## start Entries provided
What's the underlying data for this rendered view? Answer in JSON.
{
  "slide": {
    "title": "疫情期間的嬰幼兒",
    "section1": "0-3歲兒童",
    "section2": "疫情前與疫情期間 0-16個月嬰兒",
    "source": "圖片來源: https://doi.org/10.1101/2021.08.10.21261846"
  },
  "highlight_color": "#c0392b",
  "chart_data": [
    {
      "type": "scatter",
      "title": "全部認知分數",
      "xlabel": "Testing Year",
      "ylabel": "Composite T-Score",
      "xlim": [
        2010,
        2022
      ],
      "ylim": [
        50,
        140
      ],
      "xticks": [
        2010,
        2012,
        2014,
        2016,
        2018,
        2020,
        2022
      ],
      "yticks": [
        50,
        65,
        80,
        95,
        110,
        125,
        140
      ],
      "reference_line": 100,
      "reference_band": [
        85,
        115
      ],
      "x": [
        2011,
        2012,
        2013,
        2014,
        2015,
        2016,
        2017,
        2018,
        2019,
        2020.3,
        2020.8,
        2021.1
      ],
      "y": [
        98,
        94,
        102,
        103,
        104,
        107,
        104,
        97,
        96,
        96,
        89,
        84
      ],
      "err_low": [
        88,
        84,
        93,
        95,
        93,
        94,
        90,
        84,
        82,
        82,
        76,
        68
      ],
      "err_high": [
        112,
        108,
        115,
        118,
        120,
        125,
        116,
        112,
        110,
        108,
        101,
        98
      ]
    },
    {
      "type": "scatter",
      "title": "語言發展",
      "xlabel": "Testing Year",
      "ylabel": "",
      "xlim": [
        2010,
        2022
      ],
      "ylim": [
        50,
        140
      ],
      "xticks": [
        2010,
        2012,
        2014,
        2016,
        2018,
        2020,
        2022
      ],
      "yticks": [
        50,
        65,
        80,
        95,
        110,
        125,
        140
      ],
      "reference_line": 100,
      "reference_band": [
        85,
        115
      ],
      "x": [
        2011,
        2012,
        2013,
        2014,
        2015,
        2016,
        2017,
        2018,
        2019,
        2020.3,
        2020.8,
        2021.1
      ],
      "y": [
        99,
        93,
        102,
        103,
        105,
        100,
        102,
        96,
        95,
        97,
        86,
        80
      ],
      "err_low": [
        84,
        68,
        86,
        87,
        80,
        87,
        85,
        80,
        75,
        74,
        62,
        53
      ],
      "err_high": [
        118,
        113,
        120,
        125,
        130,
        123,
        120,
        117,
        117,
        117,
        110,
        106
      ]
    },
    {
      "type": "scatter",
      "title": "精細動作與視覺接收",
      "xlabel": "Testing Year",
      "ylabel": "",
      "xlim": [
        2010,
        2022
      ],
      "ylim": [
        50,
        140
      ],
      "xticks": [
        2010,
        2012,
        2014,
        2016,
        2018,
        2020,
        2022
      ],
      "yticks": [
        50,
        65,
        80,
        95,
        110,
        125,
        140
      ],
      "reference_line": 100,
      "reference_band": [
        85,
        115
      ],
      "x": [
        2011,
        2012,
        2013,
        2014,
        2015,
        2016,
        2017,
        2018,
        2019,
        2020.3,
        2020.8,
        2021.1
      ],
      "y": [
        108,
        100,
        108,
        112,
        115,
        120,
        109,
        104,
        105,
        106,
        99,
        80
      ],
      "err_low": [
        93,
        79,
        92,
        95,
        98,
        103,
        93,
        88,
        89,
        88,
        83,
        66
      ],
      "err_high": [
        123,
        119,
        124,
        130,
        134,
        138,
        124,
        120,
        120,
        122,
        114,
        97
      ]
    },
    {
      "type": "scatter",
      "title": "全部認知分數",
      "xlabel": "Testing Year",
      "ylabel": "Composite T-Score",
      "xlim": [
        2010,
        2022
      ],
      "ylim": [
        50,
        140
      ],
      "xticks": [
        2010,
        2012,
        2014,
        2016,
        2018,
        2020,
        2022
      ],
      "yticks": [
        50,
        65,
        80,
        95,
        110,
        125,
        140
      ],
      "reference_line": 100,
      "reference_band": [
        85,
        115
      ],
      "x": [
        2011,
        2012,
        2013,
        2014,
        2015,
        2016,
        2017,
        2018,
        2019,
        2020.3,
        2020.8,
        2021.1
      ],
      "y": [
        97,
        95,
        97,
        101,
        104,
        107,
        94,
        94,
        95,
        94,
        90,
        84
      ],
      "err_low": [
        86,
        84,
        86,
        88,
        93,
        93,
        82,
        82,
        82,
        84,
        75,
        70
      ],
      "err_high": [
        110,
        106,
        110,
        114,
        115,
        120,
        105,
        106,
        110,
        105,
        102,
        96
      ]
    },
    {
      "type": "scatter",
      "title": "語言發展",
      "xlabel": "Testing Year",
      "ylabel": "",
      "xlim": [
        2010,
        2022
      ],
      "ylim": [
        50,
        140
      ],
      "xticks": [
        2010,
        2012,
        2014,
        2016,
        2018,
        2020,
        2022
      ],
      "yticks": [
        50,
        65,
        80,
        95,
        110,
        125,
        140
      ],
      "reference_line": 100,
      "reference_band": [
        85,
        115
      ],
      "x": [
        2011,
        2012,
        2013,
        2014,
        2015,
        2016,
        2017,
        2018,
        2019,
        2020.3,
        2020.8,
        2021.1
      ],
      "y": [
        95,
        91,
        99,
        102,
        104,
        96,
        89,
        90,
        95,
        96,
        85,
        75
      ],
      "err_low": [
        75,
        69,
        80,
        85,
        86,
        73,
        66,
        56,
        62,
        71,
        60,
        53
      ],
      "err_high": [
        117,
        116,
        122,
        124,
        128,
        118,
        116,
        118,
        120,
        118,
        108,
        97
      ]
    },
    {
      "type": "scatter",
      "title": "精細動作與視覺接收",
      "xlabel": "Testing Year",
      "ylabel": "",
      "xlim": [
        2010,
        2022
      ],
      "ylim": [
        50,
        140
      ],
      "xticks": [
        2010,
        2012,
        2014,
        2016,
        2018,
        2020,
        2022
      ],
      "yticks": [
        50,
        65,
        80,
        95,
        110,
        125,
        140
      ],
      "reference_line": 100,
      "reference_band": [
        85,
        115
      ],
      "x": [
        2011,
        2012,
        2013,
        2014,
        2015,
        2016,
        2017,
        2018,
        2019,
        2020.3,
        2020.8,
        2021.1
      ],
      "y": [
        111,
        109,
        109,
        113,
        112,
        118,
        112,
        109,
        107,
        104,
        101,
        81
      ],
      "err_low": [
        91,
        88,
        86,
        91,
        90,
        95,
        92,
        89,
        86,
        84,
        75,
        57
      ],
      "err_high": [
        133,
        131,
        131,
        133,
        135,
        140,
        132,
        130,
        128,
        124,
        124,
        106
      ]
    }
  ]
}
## end Entries provided
# Request:
Output the records verbatim, from the first line to the last.

# Expected answer:
What's the underlying data for this rendered view? Answer in JSON.
{
  "slide": {
    "title": "疫情期間的嬰幼兒",
    "section1": "0-3歲兒童",
    "section2": "疫情前與疫情期間 0-16個月嬰兒",
    "source": "圖片來源: https://doi.org/10.1101/2021.08.10.21261846"
  },
  "highlight_color": "#c0392b",
  "chart_data": [
    {
      "type": "scatter",
      "title": "全部認知分數",
      "xlabel": "Testing Year",
      "ylabel": "Composite T-Score",
      "xlim": [
        2010,
        2022
      ],
      "ylim": [
        50,
        140
      ],
      "xticks": [
        2010,
        2012,
        2014,
        2016,
        2018,
        2020,
        2022
      ],
      "yticks": [
        50,
        65,
        80,
        95,
        110,
        125,
        140
      ],
      "reference_line": 100,
      "reference_band": [
        85,
        115
      ],
      "x": [
        2011,
        2012,
        2013,
        2014,
        2015,
        2016,
        2017,
        2018,
        2019,
        2020.3,
        2020.8,
        2021.1
      ],
      "y": [
        98,
        94,
        102,
        103,
        104,
        107,
        104,
        97,
        96,
        96,
        89,
        84
      ],
      "err_low": [
        88,
        84,
        93,
        95,
        93,
        94,
        90,
        84,
        82,
        82,
        76,
        68
      ],
      "err_high": [
        112,
        108,
        115,
        118,
        120,
        125,
        116,
        112,
        110,
        108,
        101,
        98
      ]
    },
    {
      "type": "scatter",
      "title": "語言發展",
      "xlabel": "Testing Year",
      "ylabel": "",
      "xlim": [
        2010,
        2022
      ],
      "ylim": [
        50,
        140
      ],
      "xticks": [
        2010,
        2012,
        2014,
        2016,
        2018,
        2020,
        2022
      ],
      "yticks": [
        50,
        65,
        80,
        95,
        110,
        125,
        140
      ],
      "reference_line": 100,
      "reference_band": [
        85,
        115
      ],
      "x": [
        2011,
        2012,
        2013,
        2014,
        2015,
        2016,
        2017,
        2018,
        2019,
        2020.3,
        2020.8,
        2021.1
      ],
      "y": [
        99,
        93,
        102,
        103,
        105,
        100,
        102,
        96,
        95,
        97,
        86,
        80
      ],
      "err_low": [
        84,
        68,
        86,
        87,
        80,
        87,
        85,
        80,
        75,
        74,
        62,
        53
      ],
      "err_high": [
        118,
        113,
        120,
        125,
        130,
        123,
        120,
        117,
        117,
        117,
        110,
        106
      ]
    },
    {
      "type": "scatter",
      "title": "精細動作與視覺接收",
      "xlabel": "Testing Year",
      "ylabel": "",
      "xlim": [
        2010,
        2022
      ],
      "ylim": [
        50,
        140
      ],
      "xticks": [
        2010,
        2012,
        2014,
        2016,
        2018,
        2020,
        2022
      ],
      "yticks": [
        50,
        65,
        80,
        95,
        110,
        125,
        140
      ],
      "reference_line": 100,
      "reference_band": [
        85,
        115
      ],
      "x": [
        2011,
        2012,
        2013,
        2014,
        2015,
        2016,
        2017,
        2018,
        2019,
        2020.3,
        2020.8,
        2021.1
      ],
      "y": [
        108,
        100,
        108,
        112,
        115,
        120,
        109,
        104,
        105,
        106,
        99,
        80
      ],
      "err_low": [
        93,
        79,
        92,
        95,
        98,
        103,
        93,
        88,
        89,
        88,
        83,
        66
      ],
      "err_high": [
        123,
        119,
        124,
        130,
        134,
        138,
        124,
        120,
        120,
        122,
        114,
        97
      ]
    },
    {
      "type": "scatter",
      "title": "全部認知分數",
      "xlabel": "Testing Year",
      "ylabel": "Composite T-Score",
      "xlim": [
        2010,
        2022
      ],
      "ylim": [
        50,
        140
      ],
      "xticks": [
        2010,
        2012,
        2014,
        2016,
        2018,
        2020,
        2022
      ],
      "yticks": [
        50,
        65,
        80,
        95,
        110,
        125,
        140
      ],
      "reference_line": 100,
      "reference_band": [
        85,
        115
      ],
      "x": [
        2011,
        2012,
        2013,
        2014,
        2015,
        2016,
        2017,
        2018,
        2019,
        2020.3,
        2020.8,
        2021.1
      ],
      "y": [
        97,
        95,
        97,
        101,
        104,
        107,
        94,
        94,
        95,
        94,
        90,
        84
      ],
      "err_low": [
        86,
        84,
        86,
        88,
        93,
        93,
        82,
        82,
        82,
        84,
        75,
        70
      ],
      "err_high": [
        110,
        106,
        110,
        114,
        115,
        120,
        105,
        106,
        110,
        105,
        102,
        96
      ]
    },
    {
      "type": "scatter",
      "title": "語言發展",
      "xlabel": "Testing Year",
      "ylabel": "",
      "xlim": [
        2010,
        2022
      ],
      "ylim": [
        50,
        140
      ],
      "xticks": [
        2010,
        2012,
        2014,
        2016,
        2018,
        2020,
        2022
      ],
      "yticks": [
        50,
        65,
        80,
        95,
        110,
        125,
        140
      ],
      "reference_line": 100,
      "reference_band": [
        85,
        115
      ],
      "x": [
        2011,
        2012,
        2013,
        2014,
        2015,
        2016,
        2017,
        2018,
        2019,
        2020.3,
        2020.8,
        2021.1
      ],
      "y": [
        95,
        91,
        99,
        102,
        104,
        96,
        89,
        90,
        95,
        96,
        85,
        75
      ],
      "err_low": [
        75,
        69,
        80,
        85,
        86,
        73,
        66,
        56,
        62,
        71,
        60,
        53
      ],
      "err_high": [
        117,
        116,
        122,
        124,
        128,
        118,
        116,
        118,
        120,
        118,
        108,
        97
      ]
    },
    {
      "type": "scatter",
      "title": "精細動作與視覺接收",
      "xlabel": "Testing Year",
      "ylabel": "",
      "xlim": [
        2010,
        2022
      ],
      "ylim": [
        50,
        140
      ],
      "xticks": [
        2010,
        2012,
        2014,
        2016,
        2018,
        2020,
        2022
      ],
      "yticks": [
        50,
        65,
        80,
        95,
        110,
        125,
        140
      ],
      "reference_line": 100,
      "reference_band": [
        85,
        115
      ],
      "x": [
        2011,
        2012,
        2013,
        2014,
        2015,
        2016,
        2017,
        2018,
        2019,
        2020.3,
        2020.8,
        2021.1
      ],
      "y": [
        111,
        109,
        109,
        113,
        112,
        118,
        112,
        109,
        107,
        104,
        101,
        81
      ],
      "err_low": [
        91,
        88,
        86,
        91,
        90,
        95,
        92,
        89,
        86,
        84,
        75,
        57
      ],
      "err_high": [
        133,
        131,
        131,
        133,
        135,
        140,
        132,
        130,
        128,
        124,
        124,
        106
      ]
    }
  ]
}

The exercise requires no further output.